▸ **Exercise instructions**
Supply the number of lines below containing "Salmon", nothing else.

▸ **Available data**
______________________________
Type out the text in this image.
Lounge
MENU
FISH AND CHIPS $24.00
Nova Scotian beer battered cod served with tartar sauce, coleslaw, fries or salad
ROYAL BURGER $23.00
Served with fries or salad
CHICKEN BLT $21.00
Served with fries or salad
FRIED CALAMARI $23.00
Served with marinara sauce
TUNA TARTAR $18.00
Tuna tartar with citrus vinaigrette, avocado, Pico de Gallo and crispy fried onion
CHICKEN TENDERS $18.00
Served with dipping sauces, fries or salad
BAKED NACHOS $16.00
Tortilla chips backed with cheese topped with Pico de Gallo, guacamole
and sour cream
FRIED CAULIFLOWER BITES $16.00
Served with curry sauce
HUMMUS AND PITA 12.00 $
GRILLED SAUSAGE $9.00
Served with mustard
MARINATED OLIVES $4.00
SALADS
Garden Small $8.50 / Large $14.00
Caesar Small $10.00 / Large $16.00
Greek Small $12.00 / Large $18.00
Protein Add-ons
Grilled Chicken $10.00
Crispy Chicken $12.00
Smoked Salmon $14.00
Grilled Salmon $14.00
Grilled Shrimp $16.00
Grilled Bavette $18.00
______________________________
▸ **Answer below**
2